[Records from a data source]

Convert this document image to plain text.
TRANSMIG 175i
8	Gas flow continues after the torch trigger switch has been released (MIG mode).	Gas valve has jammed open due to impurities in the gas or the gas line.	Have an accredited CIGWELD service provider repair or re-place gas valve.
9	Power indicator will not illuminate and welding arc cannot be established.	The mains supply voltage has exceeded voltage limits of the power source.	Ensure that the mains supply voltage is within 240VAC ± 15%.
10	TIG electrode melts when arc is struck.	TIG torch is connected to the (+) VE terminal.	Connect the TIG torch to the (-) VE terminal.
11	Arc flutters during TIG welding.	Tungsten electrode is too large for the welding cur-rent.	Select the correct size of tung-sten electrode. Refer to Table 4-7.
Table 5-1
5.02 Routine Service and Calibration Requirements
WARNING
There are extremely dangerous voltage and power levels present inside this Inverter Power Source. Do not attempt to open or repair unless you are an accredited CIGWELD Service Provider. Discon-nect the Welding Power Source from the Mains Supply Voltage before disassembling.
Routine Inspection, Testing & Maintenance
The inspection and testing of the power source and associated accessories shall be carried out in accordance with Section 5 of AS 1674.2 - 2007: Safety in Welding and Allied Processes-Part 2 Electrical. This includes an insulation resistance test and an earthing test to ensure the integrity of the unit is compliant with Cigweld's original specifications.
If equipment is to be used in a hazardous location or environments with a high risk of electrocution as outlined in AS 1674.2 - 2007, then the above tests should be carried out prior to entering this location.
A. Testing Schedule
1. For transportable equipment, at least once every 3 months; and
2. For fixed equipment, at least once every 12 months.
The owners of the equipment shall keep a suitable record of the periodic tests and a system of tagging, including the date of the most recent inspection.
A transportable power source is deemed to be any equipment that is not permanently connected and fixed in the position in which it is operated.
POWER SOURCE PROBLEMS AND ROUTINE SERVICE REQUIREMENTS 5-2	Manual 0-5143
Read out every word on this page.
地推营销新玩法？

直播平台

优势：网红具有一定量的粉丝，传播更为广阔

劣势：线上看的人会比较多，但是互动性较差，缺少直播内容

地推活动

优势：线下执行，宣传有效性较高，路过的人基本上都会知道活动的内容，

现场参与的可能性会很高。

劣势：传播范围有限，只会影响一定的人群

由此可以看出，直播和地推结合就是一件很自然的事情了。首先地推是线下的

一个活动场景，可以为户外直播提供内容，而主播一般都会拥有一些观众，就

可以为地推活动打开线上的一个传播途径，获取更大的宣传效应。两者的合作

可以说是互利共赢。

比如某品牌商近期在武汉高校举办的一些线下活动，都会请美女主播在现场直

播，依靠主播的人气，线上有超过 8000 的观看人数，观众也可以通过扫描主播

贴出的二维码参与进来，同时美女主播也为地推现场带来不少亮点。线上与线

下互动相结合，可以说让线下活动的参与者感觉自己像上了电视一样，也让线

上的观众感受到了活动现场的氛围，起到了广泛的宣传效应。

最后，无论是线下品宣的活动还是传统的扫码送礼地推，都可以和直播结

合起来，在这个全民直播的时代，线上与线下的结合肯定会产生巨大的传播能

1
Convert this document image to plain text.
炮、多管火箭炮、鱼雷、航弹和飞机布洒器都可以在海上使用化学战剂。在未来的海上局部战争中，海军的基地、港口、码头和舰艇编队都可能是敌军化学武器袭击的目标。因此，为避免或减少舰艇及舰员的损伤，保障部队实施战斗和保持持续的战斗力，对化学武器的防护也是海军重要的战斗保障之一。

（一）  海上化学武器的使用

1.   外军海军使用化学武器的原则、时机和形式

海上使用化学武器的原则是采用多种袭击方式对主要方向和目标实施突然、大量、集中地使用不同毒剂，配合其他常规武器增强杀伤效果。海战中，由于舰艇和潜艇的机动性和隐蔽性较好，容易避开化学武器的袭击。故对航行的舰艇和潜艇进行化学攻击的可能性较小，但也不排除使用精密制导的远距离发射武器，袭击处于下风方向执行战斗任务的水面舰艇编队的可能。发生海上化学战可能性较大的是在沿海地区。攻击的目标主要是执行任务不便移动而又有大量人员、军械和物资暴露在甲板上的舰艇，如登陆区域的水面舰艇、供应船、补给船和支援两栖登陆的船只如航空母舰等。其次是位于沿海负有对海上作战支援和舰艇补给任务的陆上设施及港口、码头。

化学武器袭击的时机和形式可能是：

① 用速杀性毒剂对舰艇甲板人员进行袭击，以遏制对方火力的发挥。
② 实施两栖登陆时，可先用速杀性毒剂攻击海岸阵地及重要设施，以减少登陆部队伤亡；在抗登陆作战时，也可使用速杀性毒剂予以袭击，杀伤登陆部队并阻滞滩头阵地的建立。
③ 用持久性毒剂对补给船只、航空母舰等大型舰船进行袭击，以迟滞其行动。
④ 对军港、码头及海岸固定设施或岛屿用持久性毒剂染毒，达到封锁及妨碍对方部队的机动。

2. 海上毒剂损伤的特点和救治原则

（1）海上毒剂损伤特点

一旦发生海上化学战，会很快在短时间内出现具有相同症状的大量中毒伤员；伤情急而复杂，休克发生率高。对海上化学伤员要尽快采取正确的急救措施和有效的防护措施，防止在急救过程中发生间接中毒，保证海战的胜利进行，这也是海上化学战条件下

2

* [Exercise description]: Your task is to transcribe the material exactly.

* [Answer to the exercise]:
Convert this document image to plain text.
TRANSMIG 175i
8	Gas flow continues after the torch trigger switch has been released (MIG mode).	Gas valve has jammed open due to impurities in the gas or the gas line.	Have an accredited CIGWELD service provider repair or re-place gas valve.
9	Power indicator will not illuminate and welding arc cannot be established.	The mains supply voltage has exceeded voltage limits of the power source.	Ensure that the mains supply voltage is within 240VAC ± 15%.
10	TIG electrode melts when arc is struck.	TIG torch is connected to the (+) VE terminal.	Connect the TIG torch to the (-) VE terminal.
11	Arc flutters during TIG welding.	Tungsten electrode is too large for the welding cur-rent.	Select the correct size of tung-sten electrode. Refer to Table 4-7.
Table 5-1
5.02 Routine Service and Calibration Requirements
WARNING
There are extremely dangerous voltage and power levels present inside this Inverter Power Source. Do not attempt to open or repair unless you are an accredited CIGWELD Service Provider. Discon-nect the Welding Power Source from the Mains Supply Voltage before disassembling.
Routine Inspection, Testing & Maintenance
The inspection and testing of the power source and associated accessories shall be carried out in accordance with Section 5 of AS 1674.2 - 2007: Safety in Welding and Allied Processes-Part 2 Electrical. This includes an insulation resistance test and an earthing test to ensure the integrity of the unit is compliant with Cigweld's original specifications.
If equipment is to be used in a hazardous location or environments with a high risk of electrocution as outlined in AS 1674.2 - 2007, then the above tests should be carried out prior to entering this location.
A. Testing Schedule
1. For transportable equipment, at least once every 3 months; and
2. For fixed equipment, at least once every 12 months.
The owners of the equipment shall keep a suitable record of the periodic tests and a system of tagging, including the date of the most recent inspection.
A transportable power source is deemed to be any equipment that is not permanently connected and fixed in the position in which it is operated.
POWER SOURCE PROBLEMS AND ROUTINE SERVICE REQUIREMENTS 5-2	Manual 0-5143
Read out every word on this page.
地推营销新玩法？

直播平台

优势：网红具有一定量的粉丝，传播更为广阔

劣势：线上看的人会比较多，但是互动性较差，缺少直播内容

地推活动

优势：线下执行，宣传有效性较高，路过的人基本上都会知道活动的内容，

现场参与的可能性会很高。

劣势：传播范围有限，只会影响一定的人群

由此可以看出，直播和地推结合就是一件很自然的事情了。首先地推是线下的

一个活动场景，可以为户外直播提供内容，而主播一般都会拥有一些观众，就

可以为地推活动打开线上的一个传播途径，获取更大的宣传效应。两者的合作

可以说是互利共赢。

比如某品牌商近期在武汉高校举办的一些线下活动，都会请美女主播在现场直

播，依靠主播的人气，线上有超过 8000 的观看人数，观众也可以通过扫描主播

贴出的二维码参与进来，同时美女主播也为地推现场带来不少亮点。线上与线

下互动相结合，可以说让线下活动的参与者感觉自己像上了电视一样，也让线

上的观众感受到了活动现场的氛围，起到了广泛的宣传效应。

最后，无论是线下品宣的活动还是传统的扫码送礼地推，都可以和直播结

合起来，在这个全民直播的时代，线上与线下的结合肯定会产生巨大的传播能

1
Convert this document image to plain text.
炮、多管火箭炮、鱼雷、航弹和飞机布洒器都可以在海上使用化学战剂。在未来的海上局部战争中，海军的基地、港口、码头和舰艇编队都可能是敌军化学武器袭击的目标。因此，为避免或减少舰艇及舰员的损伤，保障部队实施战斗和保持持续的战斗力，对化学武器的防护也是海军重要的战斗保障之一。

（一）  海上化学武器的使用

1.   外军海军使用化学武器的原则、时机和形式

海上使用化学武器的原则是采用多种袭击方式对主要方向和目标实施突然、大量、集中地使用不同毒剂，配合其他常规武器增强杀伤效果。海战中，由于舰艇和潜艇的机动性和隐蔽性较好，容易避开化学武器的袭击。故对航行的舰艇和潜艇进行化学攻击的可能性较小，但也不排除使用精密制导的远距离发射武器，袭击处于下风方向执行战斗任务的水面舰艇编队的可能。发生海上化学战可能性较大的是在沿海地区。攻击的目标主要是执行任务不便移动而又有大量人员、军械和物资暴露在甲板上的舰艇，如登陆区域的水面舰艇、供应船、补给船和支援两栖登陆的船只如航空母舰等。其次是位于沿海负有对海上作战支援和舰艇补给任务的陆上设施及港口、码头。

化学武器袭击的时机和形式可能是：

① 用速杀性毒剂对舰艇甲板人员进行袭击，以遏制对方火力的发挥。
② 实施两栖登陆时，可先用速杀性毒剂攻击海岸阵地及重要设施，以减少登陆部队伤亡；在抗登陆作战时，也可使用速杀性毒剂予以袭击，杀伤登陆部队并阻滞滩头阵地的建立。
③ 用持久性毒剂对补给船只、航空母舰等大型舰船进行袭击，以迟滞其行动。
④ 对军港、码头及海岸固定设施或岛屿用持久性毒剂染毒，达到封锁及妨碍对方部队的机动。

2. 海上毒剂损伤的特点和救治原则

（1）海上毒剂损伤特点

一旦发生海上化学战，会很快在短时间内出现具有相同症状的大量中毒伤员；伤情急而复杂，休克发生率高。对海上化学伤员要尽快采取正确的急救措施和有效的防护措施，防止在急救过程中发生间接中毒，保证海战的胜利进行，这也是海上化学战条件下

2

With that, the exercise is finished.